* [Given task]:
Repeat all of the material exactly as given.

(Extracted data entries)
— Begin —
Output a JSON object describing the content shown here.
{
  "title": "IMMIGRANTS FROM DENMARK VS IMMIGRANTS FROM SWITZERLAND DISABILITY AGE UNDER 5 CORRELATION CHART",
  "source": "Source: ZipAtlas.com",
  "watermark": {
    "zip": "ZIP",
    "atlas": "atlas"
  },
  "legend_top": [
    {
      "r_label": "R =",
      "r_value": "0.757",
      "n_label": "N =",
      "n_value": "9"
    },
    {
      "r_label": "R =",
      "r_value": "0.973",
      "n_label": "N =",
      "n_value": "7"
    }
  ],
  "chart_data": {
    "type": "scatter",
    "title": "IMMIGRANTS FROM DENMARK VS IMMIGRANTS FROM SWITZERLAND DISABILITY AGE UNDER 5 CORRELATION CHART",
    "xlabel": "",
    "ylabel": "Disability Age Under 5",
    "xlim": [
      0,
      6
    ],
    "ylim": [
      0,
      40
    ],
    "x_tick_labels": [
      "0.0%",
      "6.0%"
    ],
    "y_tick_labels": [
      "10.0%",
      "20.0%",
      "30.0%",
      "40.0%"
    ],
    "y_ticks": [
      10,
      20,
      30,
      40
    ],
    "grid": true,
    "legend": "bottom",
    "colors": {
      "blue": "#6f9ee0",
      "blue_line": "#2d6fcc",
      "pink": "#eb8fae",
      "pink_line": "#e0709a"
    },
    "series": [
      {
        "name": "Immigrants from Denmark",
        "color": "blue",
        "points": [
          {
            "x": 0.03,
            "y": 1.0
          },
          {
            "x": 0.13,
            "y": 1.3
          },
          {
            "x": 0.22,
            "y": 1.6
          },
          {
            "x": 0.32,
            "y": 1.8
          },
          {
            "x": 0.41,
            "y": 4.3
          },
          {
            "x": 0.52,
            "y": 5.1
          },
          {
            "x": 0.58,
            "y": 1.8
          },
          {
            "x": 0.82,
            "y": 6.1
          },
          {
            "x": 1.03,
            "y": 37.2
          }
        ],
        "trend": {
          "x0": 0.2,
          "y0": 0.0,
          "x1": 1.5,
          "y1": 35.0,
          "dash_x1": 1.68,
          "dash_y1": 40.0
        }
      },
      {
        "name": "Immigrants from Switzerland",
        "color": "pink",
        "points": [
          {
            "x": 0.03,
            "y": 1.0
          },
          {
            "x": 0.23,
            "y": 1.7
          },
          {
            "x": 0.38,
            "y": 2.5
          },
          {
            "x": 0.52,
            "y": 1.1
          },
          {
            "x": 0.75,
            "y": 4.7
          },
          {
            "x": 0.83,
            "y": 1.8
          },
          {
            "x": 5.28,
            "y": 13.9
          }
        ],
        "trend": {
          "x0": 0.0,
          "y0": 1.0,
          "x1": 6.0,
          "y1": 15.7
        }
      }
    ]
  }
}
— End —
* [Answer]:
Output a JSON object describing the content shown here.
{
  "title": "IMMIGRANTS FROM DENMARK VS IMMIGRANTS FROM SWITZERLAND DISABILITY AGE UNDER 5 CORRELATION CHART",
  "source": "Source: ZipAtlas.com",
  "watermark": {
    "zip": "ZIP",
    "atlas": "atlas"
  },
  "legend_top": [
    {
      "r_label": "R =",
      "r_value": "0.757",
      "n_label": "N =",
      "n_value": "9"
    },
    {
      "r_label": "R =",
      "r_value": "0.973",
      "n_label": "N =",
      "n_value": "7"
    }
  ],
  "chart_data": {
    "type": "scatter",
    "title": "IMMIGRANTS FROM DENMARK VS IMMIGRANTS FROM SWITZERLAND DISABILITY AGE UNDER 5 CORRELATION CHART",
    "xlabel": "",
    "ylabel": "Disability Age Under 5",
    "xlim": [
      0,
      6
    ],
    "ylim": [
      0,
      40
    ],
    "x_tick_labels": [
      "0.0%",
      "6.0%"
    ],
    "y_tick_labels": [
      "10.0%",
      "20.0%",
      "30.0%",
      "40.0%"
    ],
    "y_ticks": [
      10,
      20,
      30,
      40
    ],
    "grid": true,
    "legend": "bottom",
    "colors": {
      "blue": "#6f9ee0",
      "blue_line": "#2d6fcc",
      "pink": "#eb8fae",
      "pink_line": "#e0709a"
    },
    "series": [
      {
        "name": "Immigrants from Denmark",
        "color": "blue",
        "points": [
          {
            "x": 0.03,
            "y": 1.0
          },
          {
            "x": 0.13,
            "y": 1.3
          },
          {
            "x": 0.22,
            "y": 1.6
          },
          {
            "x": 0.32,
            "y": 1.8
          },
          {
            "x": 0.41,
            "y": 4.3
          },
          {
            "x": 0.52,
            "y": 5.1
          },
          {
            "x": 0.58,
            "y": 1.8
          },
          {
            "x": 0.82,
            "y": 6.1
          },
          {
            "x": 1.03,
            "y": 37.2
          }
        ],
        "trend": {
          "x0": 0.2,
          "y0": 0.0,
          "x1": 1.5,
          "y1": 35.0,
          "dash_x1": 1.68,
          "dash_y1": 40.0
        }
      },
      {
        "name": "Immigrants from Switzerland",
        "color": "pink",
        "points": [
          {
            "x": 0.03,
            "y": 1.0
          },
          {
            "x": 0.23,
            "y": 1.7
          },
          {
            "x": 0.38,
            "y": 2.5
          },
          {
            "x": 0.52,
            "y": 1.1
          },
          {
            "x": 0.75,
            "y": 4.7
          },
          {
            "x": 0.83,
            "y": 1.8
          },
          {
            "x": 5.28,
            "y": 13.9
          }
        ],
        "trend": {
          "x0": 0.0,
          "y0": 1.0,
          "x1": 6.0,
          "y1": 15.7
        }
      }
    ]
  }
}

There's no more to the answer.